The task —
In the records below, copy word for word the stretch from the line containing "stroke-color-control[interactable]: Stroke color" through the line containing "shape-cell-six-point-starburst[interactable] <box>83 445", both included, and nothing else.

Stored data —
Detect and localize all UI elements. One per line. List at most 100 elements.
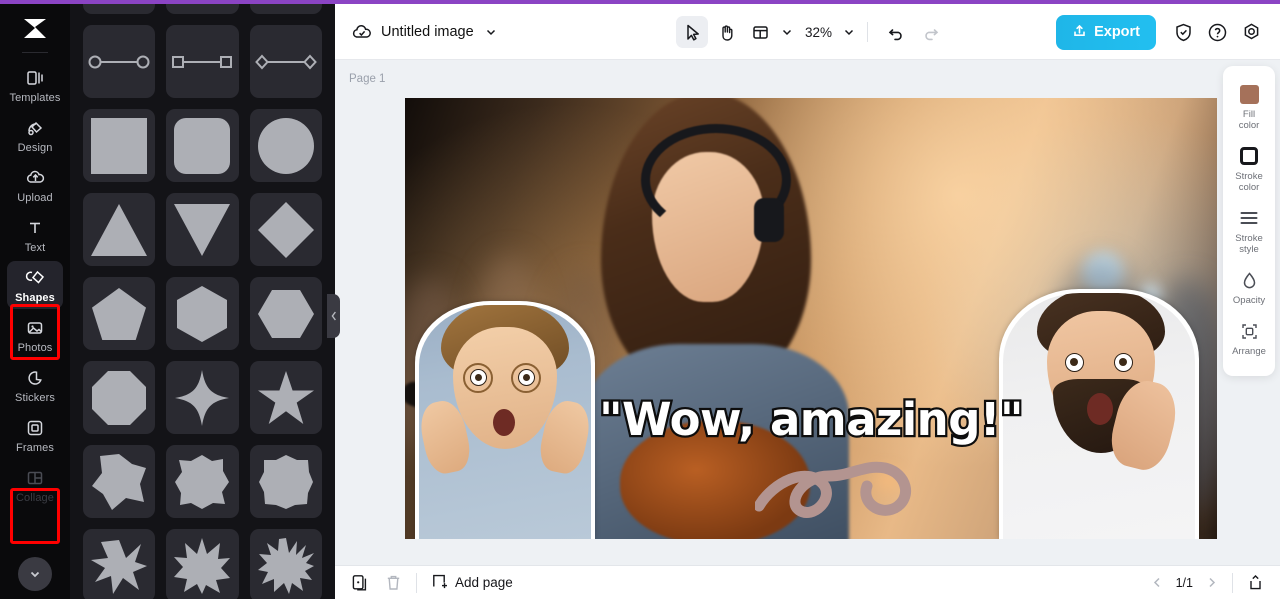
stroke-color-control[interactable]: Stroke color <box>1223 138 1275 200</box>
sidebar-label: Photos <box>17 342 53 354</box>
shield-check-icon[interactable] <box>1168 17 1198 47</box>
shape-cell-hexagon-vertical[interactable] <box>166 277 239 350</box>
sidebar-item-text[interactable]: Text <box>7 211 63 259</box>
next-page-button[interactable] <box>1205 576 1218 589</box>
bottombar-divider <box>416 572 417 593</box>
rail-divider <box>22 52 48 53</box>
sidebar-label: Frames <box>16 442 54 454</box>
stroke-style-icon <box>1238 207 1260 229</box>
shape-properties-panel: Fill color Stroke color Stroke style Opa… <box>1223 66 1275 376</box>
page-navigation: 1/1 <box>1151 572 1264 593</box>
shape-cell-diamond[interactable] <box>249 193 322 266</box>
collage-icon <box>24 467 46 489</box>
shape-cell-hexagon-horizontal[interactable] <box>249 277 322 350</box>
shape-cell-line-diamond-diamond[interactable] <box>249 4 322 14</box>
shape-cell-line-circle-outline[interactable] <box>83 25 156 98</box>
layout-chevron-down-icon[interactable] <box>781 26 793 38</box>
opacity-droplet-icon <box>1238 269 1260 291</box>
page-header-row: Page 1 <box>335 60 1280 98</box>
shape-cell-triangle-down[interactable] <box>166 193 239 266</box>
arrange-control[interactable]: Arrange <box>1223 313 1275 364</box>
sidebar-item-templates[interactable]: Templates <box>7 61 63 109</box>
fill-color-swatch <box>1238 83 1260 105</box>
shape-cell-spiky-star-c[interactable] <box>249 529 322 599</box>
sidebar-label: Collage <box>15 492 54 504</box>
shape-cell-six-point-starburst[interactable] <box>83 445 156 518</box>
duplicate-page-icon[interactable] <box>351 574 369 592</box>
bottom-bar: Add page 1/1 <box>335 565 1280 599</box>
app-root: Templates Design Upload Text Shapes Phot… <box>0 0 1280 599</box>
frames-icon <box>24 417 46 439</box>
shape-cell-spiky-star-a[interactable] <box>83 529 156 599</box>
fill-color-control[interactable]: Fill color <box>1223 76 1275 138</box>
shape-cell-spiky-star-b[interactable] <box>166 529 239 599</box>
help-circle-icon[interactable] <box>1202 17 1232 47</box>
sidebar-item-stickers[interactable]: Stickers <box>7 361 63 409</box>
page-label: Page 1 <box>349 73 386 85</box>
document-title[interactable]: Untitled image <box>379 20 476 44</box>
sidebar-label: Stickers <box>15 392 55 404</box>
shape-cell-line-dot-dot[interactable] <box>83 4 156 14</box>
sidebar-label: Templates <box>9 92 61 104</box>
shape-cell-five-point-star[interactable] <box>249 361 322 434</box>
upload-icon <box>24 167 46 189</box>
shape-cell-triangle-up[interactable] <box>83 193 156 266</box>
opacity-label: Opacity <box>1232 295 1266 306</box>
design-icon <box>24 117 46 139</box>
zoom-level-value[interactable]: 32% <box>805 25 832 40</box>
sidebar-label: Text <box>24 242 46 254</box>
shape-cell-octagon[interactable] <box>83 361 156 434</box>
shape-cell-square[interactable] <box>83 109 156 182</box>
delete-page-icon[interactable] <box>385 574 402 591</box>
headphone-cup <box>754 198 784 242</box>
stroke-style-control[interactable]: Stroke style <box>1223 200 1275 262</box>
cutout-pupil <box>1119 358 1127 366</box>
fill-color-label: Fill color <box>1238 109 1260 131</box>
stroke-style-label: Stroke style <box>1235 233 1263 255</box>
left-navigation-rail: Templates Design Upload Text Shapes Phot… <box>0 4 70 599</box>
sidebar-item-collage[interactable]: Collage <box>7 461 63 509</box>
stroke-color-icon <box>1238 145 1260 167</box>
arrange-label: Arrange <box>1232 346 1266 357</box>
select-tool-button[interactable] <box>676 16 708 48</box>
sidebar-label: Design <box>17 142 53 154</box>
shape-cell-rounded-square[interactable] <box>166 109 239 182</box>
document-title-chevron-down-icon[interactable] <box>485 26 497 38</box>
design-canvas[interactable]: "Wow, amazing!" <box>405 98 1217 539</box>
sidebar-item-design[interactable]: Design <box>7 111 63 159</box>
shape-cell-four-point-star[interactable] <box>166 361 239 434</box>
shape-cell-pentagon[interactable] <box>83 277 156 350</box>
settings-gear-icon[interactable] <box>1236 17 1266 47</box>
caption-text[interactable]: "Wow, amazing!" <box>405 391 1217 449</box>
shape-cell-line-square-outline[interactable] <box>166 25 239 98</box>
redo-button[interactable] <box>914 16 946 48</box>
cutout-pupil <box>523 374 530 381</box>
zoom-chevron-down-icon[interactable] <box>843 26 855 38</box>
opacity-control[interactable]: Opacity <box>1223 262 1275 313</box>
stroke-color-label: Stroke color <box>1235 171 1263 193</box>
sidebar-item-shapes[interactable]: Shapes <box>7 261 63 309</box>
sidebar-item-frames[interactable]: Frames <box>7 411 63 459</box>
shape-cell-line-square-square[interactable] <box>166 4 239 14</box>
capcut-logo[interactable] <box>15 12 55 46</box>
undo-button[interactable] <box>880 16 912 48</box>
shape-cell-nine-point-starburst[interactable] <box>249 445 322 518</box>
shape-cell-line-diamond-outline[interactable] <box>249 25 322 98</box>
collapse-panel-button[interactable] <box>1247 575 1264 590</box>
previous-page-button[interactable] <box>1151 576 1164 589</box>
export-button[interactable]: Export <box>1056 14 1156 50</box>
sidebar-item-upload[interactable]: Upload <box>7 161 63 209</box>
layout-tool-button[interactable] <box>744 16 776 48</box>
shapes-panel <box>70 4 335 599</box>
shape-cell-eight-point-starburst[interactable] <box>166 445 239 518</box>
add-page-icon <box>431 573 448 593</box>
hand-tool-button[interactable] <box>710 16 742 48</box>
text-icon <box>24 217 46 239</box>
sidebar-item-photos[interactable]: Photos <box>7 311 63 359</box>
shape-cell-circle[interactable] <box>249 109 322 182</box>
panel-collapse-handle[interactable] <box>327 294 340 338</box>
page-indicator: 1/1 <box>1175 575 1193 590</box>
sidebar-scroll-down-button[interactable] <box>18 557 52 591</box>
add-page-button[interactable]: Add page <box>431 573 513 593</box>
export-upload-icon <box>1072 23 1087 42</box>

Correct output —
stroke-color-control[interactable]: Stroke color <box>1223 138 1275 200</box>
sidebar-label: Photos <box>17 342 53 354</box>
shield-check-icon[interactable] <box>1168 17 1198 47</box>
shape-cell-hexagon-vertical[interactable] <box>166 277 239 350</box>
sidebar-item-text[interactable]: Text <box>7 211 63 259</box>
next-page-button[interactable] <box>1205 576 1218 589</box>
bottombar-divider <box>416 572 417 593</box>
rail-divider <box>22 52 48 53</box>
sidebar-label: Frames <box>16 442 54 454</box>
stroke-style-icon <box>1238 207 1260 229</box>
shape-properties-panel: Fill color Stroke color Stroke style Opa… <box>1223 66 1275 376</box>
page-navigation: 1/1 <box>1151 572 1264 593</box>
shape-cell-diamond[interactable] <box>249 193 322 266</box>
collage-icon <box>24 467 46 489</box>
shape-cell-hexagon-horizontal[interactable] <box>249 277 322 350</box>
shape-cell-line-diamond-diamond[interactable] <box>249 4 322 14</box>
shape-cell-line-circle-outline[interactable] <box>83 25 156 98</box>
layout-chevron-down-icon[interactable] <box>781 26 793 38</box>
opacity-droplet-icon <box>1238 269 1260 291</box>
page-header-row: Page 1 <box>335 60 1280 98</box>
shape-cell-triangle-down[interactable] <box>166 193 239 266</box>
arrange-control[interactable]: Arrange <box>1223 313 1275 364</box>
sidebar-item-templates[interactable]: Templates <box>7 61 63 109</box>
fill-color-swatch <box>1238 83 1260 105</box>
shape-cell-spiky-star-c[interactable] <box>249 529 322 599</box>
sidebar-label: Collage <box>15 492 54 504</box>
shape-cell-six-point-starburst[interactable] <box>83 445 156 518</box>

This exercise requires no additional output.